Records from a collection of figures
-*-
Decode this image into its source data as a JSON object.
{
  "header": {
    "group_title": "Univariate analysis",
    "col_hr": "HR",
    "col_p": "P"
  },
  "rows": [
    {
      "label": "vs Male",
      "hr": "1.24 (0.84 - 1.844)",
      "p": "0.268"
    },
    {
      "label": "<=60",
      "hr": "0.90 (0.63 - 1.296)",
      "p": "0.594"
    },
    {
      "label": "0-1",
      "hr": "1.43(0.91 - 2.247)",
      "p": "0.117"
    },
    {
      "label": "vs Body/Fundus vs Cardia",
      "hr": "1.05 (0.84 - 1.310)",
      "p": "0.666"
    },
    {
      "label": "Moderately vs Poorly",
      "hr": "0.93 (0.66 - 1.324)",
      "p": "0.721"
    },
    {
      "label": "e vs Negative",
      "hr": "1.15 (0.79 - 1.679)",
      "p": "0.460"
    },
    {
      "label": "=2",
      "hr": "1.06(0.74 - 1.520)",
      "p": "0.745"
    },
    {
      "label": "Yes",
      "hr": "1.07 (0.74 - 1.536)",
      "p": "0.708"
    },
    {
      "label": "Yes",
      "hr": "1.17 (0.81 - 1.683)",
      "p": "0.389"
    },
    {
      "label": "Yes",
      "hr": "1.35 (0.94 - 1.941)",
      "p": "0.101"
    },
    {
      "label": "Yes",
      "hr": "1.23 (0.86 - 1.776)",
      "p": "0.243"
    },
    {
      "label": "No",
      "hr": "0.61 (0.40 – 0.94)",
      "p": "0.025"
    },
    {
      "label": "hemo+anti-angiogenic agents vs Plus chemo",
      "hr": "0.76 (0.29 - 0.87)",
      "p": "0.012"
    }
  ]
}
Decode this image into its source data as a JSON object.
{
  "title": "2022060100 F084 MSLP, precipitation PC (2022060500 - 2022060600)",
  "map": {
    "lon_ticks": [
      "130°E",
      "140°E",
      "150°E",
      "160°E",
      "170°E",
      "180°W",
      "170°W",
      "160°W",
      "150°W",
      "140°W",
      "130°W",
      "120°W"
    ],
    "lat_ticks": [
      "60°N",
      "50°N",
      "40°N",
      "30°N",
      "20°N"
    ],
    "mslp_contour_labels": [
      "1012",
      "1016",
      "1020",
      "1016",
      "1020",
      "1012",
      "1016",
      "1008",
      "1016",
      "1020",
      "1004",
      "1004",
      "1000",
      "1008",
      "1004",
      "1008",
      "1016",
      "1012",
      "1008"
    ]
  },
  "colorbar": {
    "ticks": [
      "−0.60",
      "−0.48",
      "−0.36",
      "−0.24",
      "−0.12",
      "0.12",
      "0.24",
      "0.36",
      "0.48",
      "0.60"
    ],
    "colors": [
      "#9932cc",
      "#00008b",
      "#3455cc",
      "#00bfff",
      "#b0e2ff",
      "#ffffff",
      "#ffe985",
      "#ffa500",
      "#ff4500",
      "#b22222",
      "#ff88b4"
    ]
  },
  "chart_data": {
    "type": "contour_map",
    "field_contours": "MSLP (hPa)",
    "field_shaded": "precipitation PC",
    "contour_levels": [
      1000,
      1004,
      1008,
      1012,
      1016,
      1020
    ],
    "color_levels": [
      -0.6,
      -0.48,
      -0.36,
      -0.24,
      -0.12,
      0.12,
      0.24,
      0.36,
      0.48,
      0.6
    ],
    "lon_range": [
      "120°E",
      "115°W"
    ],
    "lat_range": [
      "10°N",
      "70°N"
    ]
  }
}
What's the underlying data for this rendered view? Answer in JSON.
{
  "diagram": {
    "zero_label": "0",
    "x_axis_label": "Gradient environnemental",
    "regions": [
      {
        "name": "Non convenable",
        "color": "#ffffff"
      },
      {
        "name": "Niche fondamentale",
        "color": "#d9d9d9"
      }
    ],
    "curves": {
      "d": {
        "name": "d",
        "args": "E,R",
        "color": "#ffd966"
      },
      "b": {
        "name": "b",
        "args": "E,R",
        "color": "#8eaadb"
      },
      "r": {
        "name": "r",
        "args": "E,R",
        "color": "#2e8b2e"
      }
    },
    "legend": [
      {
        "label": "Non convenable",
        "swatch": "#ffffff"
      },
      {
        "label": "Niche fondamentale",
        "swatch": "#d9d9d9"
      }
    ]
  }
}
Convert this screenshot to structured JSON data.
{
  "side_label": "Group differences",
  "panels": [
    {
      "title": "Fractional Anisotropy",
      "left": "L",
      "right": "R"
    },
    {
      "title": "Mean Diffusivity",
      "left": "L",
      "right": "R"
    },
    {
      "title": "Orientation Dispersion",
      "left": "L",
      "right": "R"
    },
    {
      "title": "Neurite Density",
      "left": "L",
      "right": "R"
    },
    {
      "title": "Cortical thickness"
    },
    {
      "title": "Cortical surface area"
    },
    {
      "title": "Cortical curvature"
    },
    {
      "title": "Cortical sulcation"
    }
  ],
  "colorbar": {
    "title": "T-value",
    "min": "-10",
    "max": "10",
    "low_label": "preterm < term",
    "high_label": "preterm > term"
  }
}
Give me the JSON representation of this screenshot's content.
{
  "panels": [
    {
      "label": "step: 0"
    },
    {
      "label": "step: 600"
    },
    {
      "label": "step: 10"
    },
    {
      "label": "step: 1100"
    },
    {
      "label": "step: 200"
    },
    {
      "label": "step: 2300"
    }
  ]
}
-*-
## [Instruction]
Pull out all lines containing "Cortical".

## [Right answer]
      "title": "Cortical thickness"
      "title": "Cortical surface area"
      "title": "Cortical curvature"
      "title": "Cortical sulcation"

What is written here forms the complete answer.